■ **SOURCE DATA**:
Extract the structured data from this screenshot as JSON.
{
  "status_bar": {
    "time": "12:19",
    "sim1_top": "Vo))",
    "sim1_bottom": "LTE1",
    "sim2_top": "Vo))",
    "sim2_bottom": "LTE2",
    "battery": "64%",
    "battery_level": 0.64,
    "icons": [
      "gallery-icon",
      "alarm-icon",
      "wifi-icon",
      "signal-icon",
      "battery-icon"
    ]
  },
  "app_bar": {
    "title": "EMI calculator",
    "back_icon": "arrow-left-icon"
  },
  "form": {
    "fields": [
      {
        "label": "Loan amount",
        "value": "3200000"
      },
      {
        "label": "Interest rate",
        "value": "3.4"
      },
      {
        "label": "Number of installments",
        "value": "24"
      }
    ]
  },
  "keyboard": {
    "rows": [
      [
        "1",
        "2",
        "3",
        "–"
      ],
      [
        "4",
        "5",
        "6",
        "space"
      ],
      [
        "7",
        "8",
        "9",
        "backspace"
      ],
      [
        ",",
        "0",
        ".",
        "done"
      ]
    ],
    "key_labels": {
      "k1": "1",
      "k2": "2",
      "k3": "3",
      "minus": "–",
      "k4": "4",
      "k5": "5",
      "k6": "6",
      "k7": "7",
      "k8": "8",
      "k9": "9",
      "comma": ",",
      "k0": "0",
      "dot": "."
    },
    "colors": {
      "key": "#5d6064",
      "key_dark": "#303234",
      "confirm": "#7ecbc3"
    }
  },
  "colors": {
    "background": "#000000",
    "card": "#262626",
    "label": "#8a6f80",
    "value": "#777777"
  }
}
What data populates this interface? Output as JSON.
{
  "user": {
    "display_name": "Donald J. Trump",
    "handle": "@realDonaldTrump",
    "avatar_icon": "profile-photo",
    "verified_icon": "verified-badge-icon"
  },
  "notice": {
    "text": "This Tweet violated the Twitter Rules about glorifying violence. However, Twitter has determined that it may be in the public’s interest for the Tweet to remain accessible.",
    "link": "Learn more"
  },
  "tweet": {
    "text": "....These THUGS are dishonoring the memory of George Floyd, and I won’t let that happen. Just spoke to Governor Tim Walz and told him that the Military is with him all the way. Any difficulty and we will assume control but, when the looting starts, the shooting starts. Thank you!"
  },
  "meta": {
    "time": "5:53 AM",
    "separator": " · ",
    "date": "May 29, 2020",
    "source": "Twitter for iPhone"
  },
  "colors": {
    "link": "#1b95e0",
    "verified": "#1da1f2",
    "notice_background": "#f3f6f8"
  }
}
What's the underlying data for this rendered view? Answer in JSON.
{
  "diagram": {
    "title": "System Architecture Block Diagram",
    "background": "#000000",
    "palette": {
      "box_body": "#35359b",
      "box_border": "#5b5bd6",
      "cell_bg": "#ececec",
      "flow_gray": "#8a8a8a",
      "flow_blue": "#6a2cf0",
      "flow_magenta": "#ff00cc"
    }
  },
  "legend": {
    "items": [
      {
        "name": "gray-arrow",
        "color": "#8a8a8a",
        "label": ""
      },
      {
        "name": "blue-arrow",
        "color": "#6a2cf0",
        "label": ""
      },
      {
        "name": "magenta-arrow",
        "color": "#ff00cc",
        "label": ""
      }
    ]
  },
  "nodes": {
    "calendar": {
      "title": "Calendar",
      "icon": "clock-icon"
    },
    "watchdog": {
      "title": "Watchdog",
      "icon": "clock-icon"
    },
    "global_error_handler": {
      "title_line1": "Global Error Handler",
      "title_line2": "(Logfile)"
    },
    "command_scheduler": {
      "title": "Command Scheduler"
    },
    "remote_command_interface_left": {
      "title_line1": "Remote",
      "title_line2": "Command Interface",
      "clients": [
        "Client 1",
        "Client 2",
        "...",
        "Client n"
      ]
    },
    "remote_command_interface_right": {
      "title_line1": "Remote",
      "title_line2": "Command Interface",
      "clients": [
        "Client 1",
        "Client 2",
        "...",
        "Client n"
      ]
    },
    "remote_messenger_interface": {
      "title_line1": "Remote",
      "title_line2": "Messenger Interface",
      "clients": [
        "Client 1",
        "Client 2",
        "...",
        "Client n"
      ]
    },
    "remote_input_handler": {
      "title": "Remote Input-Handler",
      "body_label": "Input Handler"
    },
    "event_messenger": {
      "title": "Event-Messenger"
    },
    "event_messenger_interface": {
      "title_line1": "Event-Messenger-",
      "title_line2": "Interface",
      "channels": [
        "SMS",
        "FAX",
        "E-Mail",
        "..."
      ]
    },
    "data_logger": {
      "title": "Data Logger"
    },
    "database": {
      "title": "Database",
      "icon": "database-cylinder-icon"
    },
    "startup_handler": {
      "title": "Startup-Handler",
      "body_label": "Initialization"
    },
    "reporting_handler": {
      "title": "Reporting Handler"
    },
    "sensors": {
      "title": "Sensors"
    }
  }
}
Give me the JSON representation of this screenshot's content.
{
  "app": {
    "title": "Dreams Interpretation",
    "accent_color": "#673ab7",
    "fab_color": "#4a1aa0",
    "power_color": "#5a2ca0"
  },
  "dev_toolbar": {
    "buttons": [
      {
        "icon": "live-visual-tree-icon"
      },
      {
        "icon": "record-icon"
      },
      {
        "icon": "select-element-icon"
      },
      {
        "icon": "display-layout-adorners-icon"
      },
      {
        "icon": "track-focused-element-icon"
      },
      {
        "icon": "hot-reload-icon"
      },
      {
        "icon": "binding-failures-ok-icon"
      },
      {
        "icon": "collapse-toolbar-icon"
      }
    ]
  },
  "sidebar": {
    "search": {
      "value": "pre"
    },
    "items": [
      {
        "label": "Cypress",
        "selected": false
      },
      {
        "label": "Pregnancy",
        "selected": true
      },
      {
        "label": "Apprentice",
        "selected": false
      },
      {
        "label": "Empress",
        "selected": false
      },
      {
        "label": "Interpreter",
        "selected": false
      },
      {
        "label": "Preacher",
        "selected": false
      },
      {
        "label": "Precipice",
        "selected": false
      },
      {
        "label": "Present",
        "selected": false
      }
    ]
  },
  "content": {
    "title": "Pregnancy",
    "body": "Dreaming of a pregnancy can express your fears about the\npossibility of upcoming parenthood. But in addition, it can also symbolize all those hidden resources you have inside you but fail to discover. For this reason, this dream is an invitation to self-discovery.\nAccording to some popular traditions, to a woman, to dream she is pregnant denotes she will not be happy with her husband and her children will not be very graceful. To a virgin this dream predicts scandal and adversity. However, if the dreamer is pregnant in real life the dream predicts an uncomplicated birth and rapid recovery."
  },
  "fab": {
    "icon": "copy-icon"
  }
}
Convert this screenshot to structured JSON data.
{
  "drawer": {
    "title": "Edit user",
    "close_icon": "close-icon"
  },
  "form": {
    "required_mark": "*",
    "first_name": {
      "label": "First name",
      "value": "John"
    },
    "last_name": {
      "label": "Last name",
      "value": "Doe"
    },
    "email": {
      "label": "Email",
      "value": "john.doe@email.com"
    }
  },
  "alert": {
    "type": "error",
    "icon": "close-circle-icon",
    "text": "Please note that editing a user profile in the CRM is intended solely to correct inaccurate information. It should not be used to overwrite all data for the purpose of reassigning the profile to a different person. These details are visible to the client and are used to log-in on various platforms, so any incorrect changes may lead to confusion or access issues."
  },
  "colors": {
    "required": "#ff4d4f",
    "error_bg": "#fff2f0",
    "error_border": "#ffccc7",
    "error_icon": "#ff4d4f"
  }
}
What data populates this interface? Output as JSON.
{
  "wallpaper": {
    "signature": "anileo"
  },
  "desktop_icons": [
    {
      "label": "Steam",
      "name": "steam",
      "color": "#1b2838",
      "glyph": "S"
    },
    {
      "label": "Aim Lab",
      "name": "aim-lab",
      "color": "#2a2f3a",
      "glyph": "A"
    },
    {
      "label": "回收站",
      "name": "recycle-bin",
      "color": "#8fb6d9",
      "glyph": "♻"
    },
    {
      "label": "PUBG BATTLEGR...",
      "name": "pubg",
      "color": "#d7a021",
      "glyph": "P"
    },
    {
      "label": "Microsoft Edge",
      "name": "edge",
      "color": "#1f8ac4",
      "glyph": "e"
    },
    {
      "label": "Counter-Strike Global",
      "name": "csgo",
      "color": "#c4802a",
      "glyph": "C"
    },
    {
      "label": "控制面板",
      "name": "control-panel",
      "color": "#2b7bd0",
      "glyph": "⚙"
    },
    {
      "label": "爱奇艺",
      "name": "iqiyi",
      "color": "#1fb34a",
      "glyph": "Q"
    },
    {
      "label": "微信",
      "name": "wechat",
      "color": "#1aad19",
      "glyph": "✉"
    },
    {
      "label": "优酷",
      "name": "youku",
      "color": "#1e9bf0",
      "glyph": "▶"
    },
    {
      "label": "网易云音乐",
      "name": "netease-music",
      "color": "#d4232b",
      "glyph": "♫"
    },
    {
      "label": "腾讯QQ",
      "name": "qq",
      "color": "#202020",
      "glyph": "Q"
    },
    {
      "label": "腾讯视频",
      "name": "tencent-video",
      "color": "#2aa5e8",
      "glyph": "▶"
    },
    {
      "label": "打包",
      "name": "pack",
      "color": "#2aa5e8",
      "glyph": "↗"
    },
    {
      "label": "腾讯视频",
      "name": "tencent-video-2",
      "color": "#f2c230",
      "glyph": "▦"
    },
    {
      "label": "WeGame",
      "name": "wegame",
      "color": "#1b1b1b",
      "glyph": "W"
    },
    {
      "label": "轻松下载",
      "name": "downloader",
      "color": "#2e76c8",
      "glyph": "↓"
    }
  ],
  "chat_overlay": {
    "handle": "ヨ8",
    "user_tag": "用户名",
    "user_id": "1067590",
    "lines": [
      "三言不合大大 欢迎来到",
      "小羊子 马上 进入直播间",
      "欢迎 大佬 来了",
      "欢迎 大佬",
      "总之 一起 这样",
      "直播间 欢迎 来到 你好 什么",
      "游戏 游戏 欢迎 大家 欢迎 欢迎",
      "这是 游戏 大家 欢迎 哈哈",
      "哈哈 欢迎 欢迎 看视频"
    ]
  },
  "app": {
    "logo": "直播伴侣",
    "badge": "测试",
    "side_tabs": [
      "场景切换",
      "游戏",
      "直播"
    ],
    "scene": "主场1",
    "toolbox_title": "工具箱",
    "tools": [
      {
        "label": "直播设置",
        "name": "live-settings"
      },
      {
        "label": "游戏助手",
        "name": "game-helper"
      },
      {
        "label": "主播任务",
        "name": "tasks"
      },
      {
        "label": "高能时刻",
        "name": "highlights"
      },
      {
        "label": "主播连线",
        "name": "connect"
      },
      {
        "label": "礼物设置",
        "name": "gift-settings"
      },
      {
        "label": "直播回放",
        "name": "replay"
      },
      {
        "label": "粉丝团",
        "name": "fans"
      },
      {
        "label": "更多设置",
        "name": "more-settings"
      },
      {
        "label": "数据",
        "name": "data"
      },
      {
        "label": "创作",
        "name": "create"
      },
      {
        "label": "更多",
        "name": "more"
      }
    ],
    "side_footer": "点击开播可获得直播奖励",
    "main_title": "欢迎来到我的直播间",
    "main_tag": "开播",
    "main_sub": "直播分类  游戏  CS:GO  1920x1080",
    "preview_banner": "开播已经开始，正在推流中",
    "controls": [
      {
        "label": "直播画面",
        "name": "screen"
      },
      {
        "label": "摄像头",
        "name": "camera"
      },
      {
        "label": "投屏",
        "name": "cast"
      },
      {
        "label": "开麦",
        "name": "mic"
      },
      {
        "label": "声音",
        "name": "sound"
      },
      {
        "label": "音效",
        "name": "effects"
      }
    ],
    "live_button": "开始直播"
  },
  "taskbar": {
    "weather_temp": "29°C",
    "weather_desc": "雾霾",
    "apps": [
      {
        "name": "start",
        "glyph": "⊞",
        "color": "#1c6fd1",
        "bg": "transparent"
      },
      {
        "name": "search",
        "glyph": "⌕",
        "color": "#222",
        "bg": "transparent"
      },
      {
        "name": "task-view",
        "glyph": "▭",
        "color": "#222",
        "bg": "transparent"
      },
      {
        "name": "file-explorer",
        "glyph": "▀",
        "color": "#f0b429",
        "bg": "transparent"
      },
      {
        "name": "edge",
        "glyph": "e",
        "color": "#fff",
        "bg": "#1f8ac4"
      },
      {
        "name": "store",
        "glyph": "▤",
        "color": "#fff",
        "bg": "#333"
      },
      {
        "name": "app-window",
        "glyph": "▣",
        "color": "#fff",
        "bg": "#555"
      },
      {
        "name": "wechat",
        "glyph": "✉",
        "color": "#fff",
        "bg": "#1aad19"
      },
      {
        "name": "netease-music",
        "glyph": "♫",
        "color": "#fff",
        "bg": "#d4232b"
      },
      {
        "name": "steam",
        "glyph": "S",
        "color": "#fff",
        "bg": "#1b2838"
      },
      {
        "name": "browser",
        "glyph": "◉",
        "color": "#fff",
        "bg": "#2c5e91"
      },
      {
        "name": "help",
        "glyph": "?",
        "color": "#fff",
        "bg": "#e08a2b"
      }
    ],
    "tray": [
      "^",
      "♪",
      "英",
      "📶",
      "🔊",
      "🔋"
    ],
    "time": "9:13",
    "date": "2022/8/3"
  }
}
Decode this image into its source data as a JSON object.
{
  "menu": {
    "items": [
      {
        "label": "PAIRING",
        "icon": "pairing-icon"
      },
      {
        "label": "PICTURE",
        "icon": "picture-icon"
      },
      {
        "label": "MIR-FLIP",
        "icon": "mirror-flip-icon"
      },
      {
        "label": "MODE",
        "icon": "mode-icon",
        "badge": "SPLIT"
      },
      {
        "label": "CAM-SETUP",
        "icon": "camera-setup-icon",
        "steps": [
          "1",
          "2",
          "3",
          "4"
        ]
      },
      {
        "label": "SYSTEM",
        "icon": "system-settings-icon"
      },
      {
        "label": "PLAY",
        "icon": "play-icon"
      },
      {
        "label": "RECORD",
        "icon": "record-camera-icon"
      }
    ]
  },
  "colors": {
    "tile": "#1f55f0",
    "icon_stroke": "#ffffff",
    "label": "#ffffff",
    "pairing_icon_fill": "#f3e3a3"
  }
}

■ **EXERCISE OBJECTIVE**:
Where a line above contains the string "element", copy that line.

■ **COMPLETE OUTPUT**:
        "icon": "select-element-icon"
        "icon": "track-focused-element-icon"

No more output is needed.